Given exercise: Identify every line in the records below that contains the word "student", and copy each of those lines.

# start of Data section

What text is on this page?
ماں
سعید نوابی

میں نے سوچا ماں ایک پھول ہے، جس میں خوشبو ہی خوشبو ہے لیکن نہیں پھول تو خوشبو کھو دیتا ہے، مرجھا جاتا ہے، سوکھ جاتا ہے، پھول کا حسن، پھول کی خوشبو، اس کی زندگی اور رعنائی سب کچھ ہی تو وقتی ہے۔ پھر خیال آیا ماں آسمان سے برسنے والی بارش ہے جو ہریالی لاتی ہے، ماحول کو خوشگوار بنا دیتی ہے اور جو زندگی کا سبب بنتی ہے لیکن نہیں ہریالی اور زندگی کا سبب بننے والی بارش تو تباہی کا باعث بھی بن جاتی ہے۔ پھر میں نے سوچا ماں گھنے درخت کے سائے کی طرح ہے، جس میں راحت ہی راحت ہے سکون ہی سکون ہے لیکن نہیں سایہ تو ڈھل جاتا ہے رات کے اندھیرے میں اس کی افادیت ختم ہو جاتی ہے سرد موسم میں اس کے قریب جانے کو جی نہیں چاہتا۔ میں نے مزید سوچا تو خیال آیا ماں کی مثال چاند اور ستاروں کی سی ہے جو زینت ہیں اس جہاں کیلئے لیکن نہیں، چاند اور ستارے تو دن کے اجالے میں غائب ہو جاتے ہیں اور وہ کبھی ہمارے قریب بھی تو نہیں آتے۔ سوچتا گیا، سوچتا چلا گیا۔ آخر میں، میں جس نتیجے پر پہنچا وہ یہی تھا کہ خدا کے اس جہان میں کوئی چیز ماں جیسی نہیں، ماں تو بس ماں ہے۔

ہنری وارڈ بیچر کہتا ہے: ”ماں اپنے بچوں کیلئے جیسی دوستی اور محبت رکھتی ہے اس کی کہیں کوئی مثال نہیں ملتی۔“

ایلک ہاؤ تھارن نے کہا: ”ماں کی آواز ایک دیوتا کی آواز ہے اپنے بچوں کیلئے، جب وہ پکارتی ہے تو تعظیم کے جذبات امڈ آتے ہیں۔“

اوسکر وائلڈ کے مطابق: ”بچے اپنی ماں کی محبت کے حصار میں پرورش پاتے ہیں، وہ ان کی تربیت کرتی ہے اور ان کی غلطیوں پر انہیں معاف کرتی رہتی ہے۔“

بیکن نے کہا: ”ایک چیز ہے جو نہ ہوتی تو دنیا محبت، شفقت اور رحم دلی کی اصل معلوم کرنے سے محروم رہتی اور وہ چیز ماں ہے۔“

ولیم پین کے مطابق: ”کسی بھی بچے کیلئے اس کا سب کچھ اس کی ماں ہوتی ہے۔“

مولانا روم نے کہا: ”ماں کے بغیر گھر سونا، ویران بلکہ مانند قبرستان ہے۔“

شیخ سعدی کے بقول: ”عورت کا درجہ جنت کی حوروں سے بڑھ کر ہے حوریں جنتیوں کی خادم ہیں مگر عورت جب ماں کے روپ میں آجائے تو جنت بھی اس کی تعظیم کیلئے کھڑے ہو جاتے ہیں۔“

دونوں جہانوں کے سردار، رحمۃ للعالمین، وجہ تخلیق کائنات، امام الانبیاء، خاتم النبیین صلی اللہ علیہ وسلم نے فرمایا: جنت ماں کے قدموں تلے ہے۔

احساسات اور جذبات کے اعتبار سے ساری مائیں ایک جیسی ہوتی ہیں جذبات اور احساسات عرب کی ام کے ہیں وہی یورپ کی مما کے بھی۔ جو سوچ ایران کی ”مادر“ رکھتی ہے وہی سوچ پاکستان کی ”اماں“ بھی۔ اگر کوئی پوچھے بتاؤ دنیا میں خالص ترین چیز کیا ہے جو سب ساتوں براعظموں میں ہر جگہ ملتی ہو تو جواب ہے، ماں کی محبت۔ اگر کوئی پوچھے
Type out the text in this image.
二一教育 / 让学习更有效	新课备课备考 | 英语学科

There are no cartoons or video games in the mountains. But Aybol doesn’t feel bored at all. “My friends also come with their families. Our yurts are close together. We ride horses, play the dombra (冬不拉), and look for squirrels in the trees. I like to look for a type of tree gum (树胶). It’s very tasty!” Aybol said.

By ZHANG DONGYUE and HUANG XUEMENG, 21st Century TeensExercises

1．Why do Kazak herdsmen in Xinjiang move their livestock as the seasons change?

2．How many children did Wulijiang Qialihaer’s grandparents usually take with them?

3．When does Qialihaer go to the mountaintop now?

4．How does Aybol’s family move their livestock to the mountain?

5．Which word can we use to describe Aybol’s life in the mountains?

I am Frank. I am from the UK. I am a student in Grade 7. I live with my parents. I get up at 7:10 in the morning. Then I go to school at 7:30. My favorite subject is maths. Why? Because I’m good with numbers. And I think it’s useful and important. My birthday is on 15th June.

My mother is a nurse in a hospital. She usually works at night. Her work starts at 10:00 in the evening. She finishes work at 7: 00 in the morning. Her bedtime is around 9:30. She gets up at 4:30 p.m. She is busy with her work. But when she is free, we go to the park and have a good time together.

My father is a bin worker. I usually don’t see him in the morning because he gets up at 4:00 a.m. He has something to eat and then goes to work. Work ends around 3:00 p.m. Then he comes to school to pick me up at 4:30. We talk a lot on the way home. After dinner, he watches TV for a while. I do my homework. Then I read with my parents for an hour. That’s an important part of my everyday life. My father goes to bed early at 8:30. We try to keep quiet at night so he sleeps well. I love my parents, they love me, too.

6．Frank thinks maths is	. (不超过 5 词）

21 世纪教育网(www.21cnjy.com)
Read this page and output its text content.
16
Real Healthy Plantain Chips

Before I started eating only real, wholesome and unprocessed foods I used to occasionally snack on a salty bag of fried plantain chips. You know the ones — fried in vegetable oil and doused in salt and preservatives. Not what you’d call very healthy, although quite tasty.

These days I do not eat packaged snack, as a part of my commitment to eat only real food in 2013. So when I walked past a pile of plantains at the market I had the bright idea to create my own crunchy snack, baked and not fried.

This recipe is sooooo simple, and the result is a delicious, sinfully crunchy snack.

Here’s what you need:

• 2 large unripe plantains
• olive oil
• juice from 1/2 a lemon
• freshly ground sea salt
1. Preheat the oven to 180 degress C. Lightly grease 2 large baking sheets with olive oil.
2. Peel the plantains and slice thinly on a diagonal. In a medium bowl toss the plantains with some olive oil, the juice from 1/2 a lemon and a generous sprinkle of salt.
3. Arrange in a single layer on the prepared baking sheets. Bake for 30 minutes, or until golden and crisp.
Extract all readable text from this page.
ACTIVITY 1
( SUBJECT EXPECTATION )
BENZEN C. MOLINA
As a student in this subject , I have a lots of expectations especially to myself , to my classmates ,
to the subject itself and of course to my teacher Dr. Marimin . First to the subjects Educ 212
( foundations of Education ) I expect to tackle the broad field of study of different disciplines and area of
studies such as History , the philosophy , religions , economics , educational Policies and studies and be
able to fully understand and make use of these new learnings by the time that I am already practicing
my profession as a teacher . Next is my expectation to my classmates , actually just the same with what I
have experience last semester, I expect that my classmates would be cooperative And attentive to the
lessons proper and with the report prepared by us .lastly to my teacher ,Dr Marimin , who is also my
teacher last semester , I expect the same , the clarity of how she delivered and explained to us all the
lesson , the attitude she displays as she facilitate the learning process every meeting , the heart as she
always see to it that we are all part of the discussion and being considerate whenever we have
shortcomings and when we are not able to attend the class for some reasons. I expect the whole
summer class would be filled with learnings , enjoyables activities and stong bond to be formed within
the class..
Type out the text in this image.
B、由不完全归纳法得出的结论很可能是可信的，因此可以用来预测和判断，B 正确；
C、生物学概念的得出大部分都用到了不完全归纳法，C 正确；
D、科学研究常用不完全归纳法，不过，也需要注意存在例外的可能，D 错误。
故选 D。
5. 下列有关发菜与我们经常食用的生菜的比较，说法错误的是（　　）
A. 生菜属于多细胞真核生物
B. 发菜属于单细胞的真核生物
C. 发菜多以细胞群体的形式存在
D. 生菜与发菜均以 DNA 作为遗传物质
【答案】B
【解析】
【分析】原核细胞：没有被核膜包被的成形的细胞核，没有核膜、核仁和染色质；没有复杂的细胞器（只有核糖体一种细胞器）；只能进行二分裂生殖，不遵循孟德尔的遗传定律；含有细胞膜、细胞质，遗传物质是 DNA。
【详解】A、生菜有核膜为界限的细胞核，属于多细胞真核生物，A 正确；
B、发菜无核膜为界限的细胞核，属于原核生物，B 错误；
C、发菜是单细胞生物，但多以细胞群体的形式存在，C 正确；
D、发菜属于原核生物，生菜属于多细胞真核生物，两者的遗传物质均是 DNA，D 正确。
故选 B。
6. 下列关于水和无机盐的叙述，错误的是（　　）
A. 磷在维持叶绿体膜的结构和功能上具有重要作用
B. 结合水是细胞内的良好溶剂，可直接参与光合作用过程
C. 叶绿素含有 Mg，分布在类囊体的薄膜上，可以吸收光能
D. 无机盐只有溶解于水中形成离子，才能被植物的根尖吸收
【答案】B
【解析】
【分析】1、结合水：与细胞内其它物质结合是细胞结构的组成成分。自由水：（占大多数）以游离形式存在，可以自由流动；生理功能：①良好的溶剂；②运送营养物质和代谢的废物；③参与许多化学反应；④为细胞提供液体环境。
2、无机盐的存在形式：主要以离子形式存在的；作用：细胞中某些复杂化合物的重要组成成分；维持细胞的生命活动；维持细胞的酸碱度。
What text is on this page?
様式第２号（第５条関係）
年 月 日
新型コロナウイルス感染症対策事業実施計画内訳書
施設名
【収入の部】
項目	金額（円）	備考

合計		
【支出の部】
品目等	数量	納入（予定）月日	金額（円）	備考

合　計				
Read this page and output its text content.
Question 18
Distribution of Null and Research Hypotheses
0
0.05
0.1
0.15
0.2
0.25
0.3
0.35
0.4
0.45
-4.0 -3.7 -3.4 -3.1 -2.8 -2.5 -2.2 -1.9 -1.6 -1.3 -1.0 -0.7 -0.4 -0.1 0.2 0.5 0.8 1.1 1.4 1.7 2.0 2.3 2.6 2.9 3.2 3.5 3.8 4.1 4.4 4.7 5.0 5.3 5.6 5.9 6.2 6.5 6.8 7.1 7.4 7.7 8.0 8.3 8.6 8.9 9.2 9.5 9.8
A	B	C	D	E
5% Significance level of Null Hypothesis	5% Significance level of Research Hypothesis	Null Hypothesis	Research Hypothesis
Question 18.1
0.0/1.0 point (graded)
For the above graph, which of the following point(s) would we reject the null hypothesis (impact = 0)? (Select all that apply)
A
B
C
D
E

# end of Data section

The result:
I am Frank. I am from the UK. I am a student in Grade 7. I live with my parents. I get up at 7:10 in the morning. Then I go to school at 7:30. My favorite subject is maths. Why? Because I’m good with numbers. And I think it’s useful and important. My birthday is on 15th June.
As a student in this subject , I have a lots of expectations especially to myself , to my classmates ,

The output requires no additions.